Page transcription dataset items —
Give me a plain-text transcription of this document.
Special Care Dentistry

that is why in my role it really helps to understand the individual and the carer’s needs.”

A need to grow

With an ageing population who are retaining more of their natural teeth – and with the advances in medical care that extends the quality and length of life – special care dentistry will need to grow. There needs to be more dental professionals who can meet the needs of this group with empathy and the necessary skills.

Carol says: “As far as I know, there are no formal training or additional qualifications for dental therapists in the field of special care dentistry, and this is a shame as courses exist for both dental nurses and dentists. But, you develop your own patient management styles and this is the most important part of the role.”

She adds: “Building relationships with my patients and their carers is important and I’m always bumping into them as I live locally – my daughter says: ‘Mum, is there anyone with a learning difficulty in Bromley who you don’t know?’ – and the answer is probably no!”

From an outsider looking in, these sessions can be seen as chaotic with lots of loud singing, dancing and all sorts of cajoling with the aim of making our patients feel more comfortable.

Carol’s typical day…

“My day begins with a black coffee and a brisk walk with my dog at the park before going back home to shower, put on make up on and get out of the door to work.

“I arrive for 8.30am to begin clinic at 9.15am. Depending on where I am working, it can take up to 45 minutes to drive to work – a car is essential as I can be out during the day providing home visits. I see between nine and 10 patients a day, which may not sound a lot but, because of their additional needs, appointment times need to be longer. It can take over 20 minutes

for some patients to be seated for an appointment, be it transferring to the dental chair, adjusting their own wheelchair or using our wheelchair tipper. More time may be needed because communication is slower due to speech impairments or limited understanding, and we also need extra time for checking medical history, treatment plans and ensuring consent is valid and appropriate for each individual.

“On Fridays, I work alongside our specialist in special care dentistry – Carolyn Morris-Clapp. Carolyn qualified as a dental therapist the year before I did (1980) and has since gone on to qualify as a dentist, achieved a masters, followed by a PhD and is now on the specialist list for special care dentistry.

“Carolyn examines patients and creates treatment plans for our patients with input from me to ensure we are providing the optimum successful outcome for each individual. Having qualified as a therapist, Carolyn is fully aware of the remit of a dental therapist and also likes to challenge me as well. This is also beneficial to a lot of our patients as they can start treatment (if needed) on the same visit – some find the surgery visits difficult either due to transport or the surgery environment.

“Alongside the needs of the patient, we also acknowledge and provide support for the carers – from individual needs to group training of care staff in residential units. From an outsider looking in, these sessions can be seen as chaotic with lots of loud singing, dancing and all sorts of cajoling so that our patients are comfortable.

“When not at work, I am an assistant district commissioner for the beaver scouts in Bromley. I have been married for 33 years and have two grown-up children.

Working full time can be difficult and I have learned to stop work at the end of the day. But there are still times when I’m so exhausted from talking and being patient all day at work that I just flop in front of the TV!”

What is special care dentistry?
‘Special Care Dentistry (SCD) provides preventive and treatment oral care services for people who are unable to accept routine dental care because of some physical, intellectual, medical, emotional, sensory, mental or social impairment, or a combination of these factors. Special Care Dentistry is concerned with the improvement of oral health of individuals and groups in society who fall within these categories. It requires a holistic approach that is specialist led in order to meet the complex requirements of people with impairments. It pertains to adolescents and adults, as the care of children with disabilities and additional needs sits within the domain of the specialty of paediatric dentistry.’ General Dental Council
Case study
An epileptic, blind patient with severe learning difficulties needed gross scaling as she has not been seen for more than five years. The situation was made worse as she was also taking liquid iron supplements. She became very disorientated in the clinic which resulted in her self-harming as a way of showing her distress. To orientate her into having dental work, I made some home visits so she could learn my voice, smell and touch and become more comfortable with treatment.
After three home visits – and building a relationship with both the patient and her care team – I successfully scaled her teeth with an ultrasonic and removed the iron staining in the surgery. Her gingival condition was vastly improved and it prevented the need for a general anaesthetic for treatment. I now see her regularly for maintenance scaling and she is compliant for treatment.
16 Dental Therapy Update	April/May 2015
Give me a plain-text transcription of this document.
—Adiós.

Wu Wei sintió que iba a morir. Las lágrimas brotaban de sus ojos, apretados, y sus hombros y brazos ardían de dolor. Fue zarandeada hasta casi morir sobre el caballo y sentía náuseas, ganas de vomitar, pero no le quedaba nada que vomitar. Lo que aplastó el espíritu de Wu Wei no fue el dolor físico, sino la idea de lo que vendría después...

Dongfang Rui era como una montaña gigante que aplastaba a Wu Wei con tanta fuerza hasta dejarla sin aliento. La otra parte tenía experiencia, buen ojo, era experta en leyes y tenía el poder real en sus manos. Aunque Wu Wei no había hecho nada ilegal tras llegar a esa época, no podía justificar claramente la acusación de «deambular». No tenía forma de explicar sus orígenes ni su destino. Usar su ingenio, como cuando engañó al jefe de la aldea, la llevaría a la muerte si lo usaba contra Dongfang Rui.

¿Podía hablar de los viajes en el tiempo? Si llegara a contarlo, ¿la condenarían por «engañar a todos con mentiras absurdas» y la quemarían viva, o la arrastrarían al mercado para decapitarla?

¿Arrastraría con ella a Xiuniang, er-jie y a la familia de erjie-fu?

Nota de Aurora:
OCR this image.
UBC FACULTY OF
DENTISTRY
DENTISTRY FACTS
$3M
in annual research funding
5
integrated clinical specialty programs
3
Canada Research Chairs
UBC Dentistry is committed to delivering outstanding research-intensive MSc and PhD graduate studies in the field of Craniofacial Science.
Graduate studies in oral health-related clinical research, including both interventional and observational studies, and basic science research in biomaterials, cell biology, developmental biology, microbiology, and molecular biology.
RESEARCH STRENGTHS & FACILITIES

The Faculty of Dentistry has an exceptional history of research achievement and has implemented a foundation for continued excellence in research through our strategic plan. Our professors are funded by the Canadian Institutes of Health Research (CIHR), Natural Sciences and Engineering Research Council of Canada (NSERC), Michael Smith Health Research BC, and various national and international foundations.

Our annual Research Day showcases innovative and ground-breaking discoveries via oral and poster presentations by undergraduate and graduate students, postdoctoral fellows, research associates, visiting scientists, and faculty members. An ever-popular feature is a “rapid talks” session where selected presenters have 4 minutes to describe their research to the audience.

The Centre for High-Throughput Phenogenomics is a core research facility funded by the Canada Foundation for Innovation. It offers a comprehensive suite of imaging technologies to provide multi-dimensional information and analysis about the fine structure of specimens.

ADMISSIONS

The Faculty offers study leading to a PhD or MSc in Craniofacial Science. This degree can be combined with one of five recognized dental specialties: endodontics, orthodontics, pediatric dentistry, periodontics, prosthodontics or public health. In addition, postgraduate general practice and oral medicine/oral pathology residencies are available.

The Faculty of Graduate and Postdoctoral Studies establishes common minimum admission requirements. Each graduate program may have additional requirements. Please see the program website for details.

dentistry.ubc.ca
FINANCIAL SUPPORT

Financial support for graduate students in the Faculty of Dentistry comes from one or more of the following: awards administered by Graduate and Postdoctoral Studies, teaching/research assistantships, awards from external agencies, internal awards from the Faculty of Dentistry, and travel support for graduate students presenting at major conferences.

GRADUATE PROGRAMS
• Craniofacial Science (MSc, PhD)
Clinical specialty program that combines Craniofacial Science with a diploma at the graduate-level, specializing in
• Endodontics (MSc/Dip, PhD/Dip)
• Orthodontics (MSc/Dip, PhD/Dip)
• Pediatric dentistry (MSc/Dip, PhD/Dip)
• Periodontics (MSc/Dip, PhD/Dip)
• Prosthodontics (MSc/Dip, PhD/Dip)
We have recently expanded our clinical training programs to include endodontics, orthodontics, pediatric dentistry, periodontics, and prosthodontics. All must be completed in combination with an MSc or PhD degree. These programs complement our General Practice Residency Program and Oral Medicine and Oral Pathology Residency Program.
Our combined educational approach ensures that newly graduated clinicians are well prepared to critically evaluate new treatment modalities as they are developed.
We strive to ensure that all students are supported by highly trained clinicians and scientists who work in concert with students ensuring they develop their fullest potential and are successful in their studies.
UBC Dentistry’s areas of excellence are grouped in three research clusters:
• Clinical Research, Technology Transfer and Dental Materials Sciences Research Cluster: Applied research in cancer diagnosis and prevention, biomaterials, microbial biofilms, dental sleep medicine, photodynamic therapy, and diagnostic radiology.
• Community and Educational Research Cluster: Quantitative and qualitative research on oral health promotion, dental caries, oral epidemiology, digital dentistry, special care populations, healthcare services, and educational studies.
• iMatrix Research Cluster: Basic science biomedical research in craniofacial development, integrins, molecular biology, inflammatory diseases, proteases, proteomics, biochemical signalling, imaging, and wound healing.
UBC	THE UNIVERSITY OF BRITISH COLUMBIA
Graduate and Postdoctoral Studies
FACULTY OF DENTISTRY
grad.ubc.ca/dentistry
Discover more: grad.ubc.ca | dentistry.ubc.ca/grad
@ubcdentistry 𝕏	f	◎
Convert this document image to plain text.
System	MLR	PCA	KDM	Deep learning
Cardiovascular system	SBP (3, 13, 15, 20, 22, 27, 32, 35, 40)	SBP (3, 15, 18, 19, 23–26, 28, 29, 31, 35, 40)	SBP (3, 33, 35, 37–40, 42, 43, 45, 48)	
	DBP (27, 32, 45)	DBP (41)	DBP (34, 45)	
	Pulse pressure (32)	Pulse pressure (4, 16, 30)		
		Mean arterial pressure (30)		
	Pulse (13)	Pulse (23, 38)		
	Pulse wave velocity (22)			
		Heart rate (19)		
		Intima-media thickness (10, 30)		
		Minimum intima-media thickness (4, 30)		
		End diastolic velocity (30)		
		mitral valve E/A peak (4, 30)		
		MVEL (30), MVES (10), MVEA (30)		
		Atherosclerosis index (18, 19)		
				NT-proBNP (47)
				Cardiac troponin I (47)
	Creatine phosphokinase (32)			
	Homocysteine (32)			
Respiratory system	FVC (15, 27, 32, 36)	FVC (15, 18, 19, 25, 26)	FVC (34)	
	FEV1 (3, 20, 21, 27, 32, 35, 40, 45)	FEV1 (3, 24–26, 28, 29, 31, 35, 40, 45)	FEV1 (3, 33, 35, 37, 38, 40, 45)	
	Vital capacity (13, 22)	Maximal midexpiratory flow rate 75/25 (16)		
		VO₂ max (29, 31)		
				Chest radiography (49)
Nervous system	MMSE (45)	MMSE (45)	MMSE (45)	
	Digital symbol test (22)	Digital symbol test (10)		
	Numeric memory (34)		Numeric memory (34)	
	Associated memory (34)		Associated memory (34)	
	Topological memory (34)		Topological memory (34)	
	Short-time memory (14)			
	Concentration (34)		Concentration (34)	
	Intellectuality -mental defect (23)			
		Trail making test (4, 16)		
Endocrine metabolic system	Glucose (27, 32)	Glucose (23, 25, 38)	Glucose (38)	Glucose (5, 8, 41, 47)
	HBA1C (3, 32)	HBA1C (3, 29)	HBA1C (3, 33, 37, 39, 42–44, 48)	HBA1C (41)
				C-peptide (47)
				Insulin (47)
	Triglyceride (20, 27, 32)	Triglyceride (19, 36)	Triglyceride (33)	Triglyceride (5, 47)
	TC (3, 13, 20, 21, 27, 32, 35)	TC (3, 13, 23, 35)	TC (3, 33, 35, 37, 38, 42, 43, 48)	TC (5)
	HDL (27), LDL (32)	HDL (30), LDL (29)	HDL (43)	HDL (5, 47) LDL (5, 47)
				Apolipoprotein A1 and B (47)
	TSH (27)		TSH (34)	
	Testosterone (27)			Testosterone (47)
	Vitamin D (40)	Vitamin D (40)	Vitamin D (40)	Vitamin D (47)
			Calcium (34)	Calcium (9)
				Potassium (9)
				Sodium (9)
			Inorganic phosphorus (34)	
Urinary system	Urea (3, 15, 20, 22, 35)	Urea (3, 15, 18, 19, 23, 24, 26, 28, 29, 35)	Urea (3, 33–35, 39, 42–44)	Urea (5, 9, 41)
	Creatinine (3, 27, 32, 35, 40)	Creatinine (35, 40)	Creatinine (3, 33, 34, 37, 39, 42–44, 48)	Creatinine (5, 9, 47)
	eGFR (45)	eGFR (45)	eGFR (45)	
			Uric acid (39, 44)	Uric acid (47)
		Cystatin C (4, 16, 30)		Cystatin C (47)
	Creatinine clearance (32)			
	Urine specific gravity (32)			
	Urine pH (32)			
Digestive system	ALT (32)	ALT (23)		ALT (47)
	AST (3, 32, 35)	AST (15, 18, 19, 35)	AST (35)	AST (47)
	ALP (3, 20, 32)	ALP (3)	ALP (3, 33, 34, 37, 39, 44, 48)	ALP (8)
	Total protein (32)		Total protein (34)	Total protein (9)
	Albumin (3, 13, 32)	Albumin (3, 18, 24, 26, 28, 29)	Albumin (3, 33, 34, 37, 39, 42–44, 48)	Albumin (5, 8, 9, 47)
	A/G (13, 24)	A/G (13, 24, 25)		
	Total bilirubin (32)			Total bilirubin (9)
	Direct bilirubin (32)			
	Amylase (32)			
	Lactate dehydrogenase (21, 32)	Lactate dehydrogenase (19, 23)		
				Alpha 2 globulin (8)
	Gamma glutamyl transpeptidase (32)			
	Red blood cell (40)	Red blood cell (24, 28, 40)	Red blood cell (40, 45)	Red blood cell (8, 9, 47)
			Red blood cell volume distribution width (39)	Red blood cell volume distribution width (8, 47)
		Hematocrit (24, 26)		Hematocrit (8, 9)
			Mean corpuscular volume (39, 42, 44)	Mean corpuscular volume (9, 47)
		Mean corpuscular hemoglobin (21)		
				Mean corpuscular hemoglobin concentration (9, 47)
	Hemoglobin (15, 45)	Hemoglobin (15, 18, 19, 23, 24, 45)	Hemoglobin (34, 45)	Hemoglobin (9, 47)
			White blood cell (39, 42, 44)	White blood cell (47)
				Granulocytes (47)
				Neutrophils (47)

What you are asked to do — The lines to copy are those in the records above containing the word "imaging".

Task output —
The Centre for High-Throughput Phenogenomics is a core research facility funded by the Canada Foundation for Innovation. It offers a comprehensive suite of imaging technologies to provide multi-dimensional information and analysis about the fine structure of specimens.
• iMatrix Research Cluster: Basic science biomedical research in craniofacial development, integrins, molecular biology, inflammatory diseases, proteases, proteomics, biochemical signalling, imaging, and wound healing.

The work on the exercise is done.